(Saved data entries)
────────────────────
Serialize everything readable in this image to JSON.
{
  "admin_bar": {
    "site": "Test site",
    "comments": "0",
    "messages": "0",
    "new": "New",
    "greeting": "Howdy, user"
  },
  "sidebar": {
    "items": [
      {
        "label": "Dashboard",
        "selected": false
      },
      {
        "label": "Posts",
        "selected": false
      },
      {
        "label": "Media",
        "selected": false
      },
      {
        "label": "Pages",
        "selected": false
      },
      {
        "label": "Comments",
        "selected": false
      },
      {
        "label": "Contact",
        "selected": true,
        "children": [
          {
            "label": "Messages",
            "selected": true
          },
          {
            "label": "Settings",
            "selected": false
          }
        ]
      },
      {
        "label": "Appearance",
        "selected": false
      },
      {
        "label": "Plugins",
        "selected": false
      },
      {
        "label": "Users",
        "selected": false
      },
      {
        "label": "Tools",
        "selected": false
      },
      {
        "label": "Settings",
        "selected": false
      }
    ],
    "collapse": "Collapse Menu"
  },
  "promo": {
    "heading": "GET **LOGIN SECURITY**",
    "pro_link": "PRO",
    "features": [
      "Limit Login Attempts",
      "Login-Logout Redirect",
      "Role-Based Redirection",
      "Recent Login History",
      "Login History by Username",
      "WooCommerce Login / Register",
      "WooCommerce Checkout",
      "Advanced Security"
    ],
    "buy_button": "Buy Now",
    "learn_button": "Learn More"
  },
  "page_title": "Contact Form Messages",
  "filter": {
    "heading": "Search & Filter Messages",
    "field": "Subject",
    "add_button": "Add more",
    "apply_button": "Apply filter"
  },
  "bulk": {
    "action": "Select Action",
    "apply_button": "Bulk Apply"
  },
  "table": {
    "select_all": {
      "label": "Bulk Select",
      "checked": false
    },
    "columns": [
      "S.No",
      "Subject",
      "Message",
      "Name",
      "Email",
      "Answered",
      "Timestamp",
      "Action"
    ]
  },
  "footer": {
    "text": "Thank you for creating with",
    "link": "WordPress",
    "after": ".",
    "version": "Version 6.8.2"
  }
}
────────────────────
* **Task directions**
Retype every record above exactly as written.

* **Exercise response**
Serialize everything readable in this image to JSON.
{
  "admin_bar": {
    "site": "Test site",
    "comments": "0",
    "messages": "0",
    "new": "New",
    "greeting": "Howdy, user"
  },
  "sidebar": {
    "items": [
      {
        "label": "Dashboard",
        "selected": false
      },
      {
        "label": "Posts",
        "selected": false
      },
      {
        "label": "Media",
        "selected": false
      },
      {
        "label": "Pages",
        "selected": false
      },
      {
        "label": "Comments",
        "selected": false
      },
      {
        "label": "Contact",
        "selected": true,
        "children": [
          {
            "label": "Messages",
            "selected": true
          },
          {
            "label": "Settings",
            "selected": false
          }
        ]
      },
      {
        "label": "Appearance",
        "selected": false
      },
      {
        "label": "Plugins",
        "selected": false
      },
      {
        "label": "Users",
        "selected": false
      },
      {
        "label": "Tools",
        "selected": false
      },
      {
        "label": "Settings",
        "selected": false
      }
    ],
    "collapse": "Collapse Menu"
  },
  "promo": {
    "heading": "GET **LOGIN SECURITY**",
    "pro_link": "PRO",
    "features": [
      "Limit Login Attempts",
      "Login-Logout Redirect",
      "Role-Based Redirection",
      "Recent Login History",
      "Login History by Username",
      "WooCommerce Login / Register",
      "WooCommerce Checkout",
      "Advanced Security"
    ],
    "buy_button": "Buy Now",
    "learn_button": "Learn More"
  },
  "page_title": "Contact Form Messages",
  "filter": {
    "heading": "Search & Filter Messages",
    "field": "Subject",
    "add_button": "Add more",
    "apply_button": "Apply filter"
  },
  "bulk": {
    "action": "Select Action",
    "apply_button": "Bulk Apply"
  },
  "table": {
    "select_all": {
      "label": "Bulk Select",
      "checked": false
    },
    "columns": [
      "S.No",
      "Subject",
      "Message",
      "Name",
      "Email",
      "Answered",
      "Timestamp",
      "Action"
    ]
  },
  "footer": {
    "text": "Thank you for creating with",
    "link": "WordPress",
    "after": ".",
    "version": "Version 6.8.2"
  }
}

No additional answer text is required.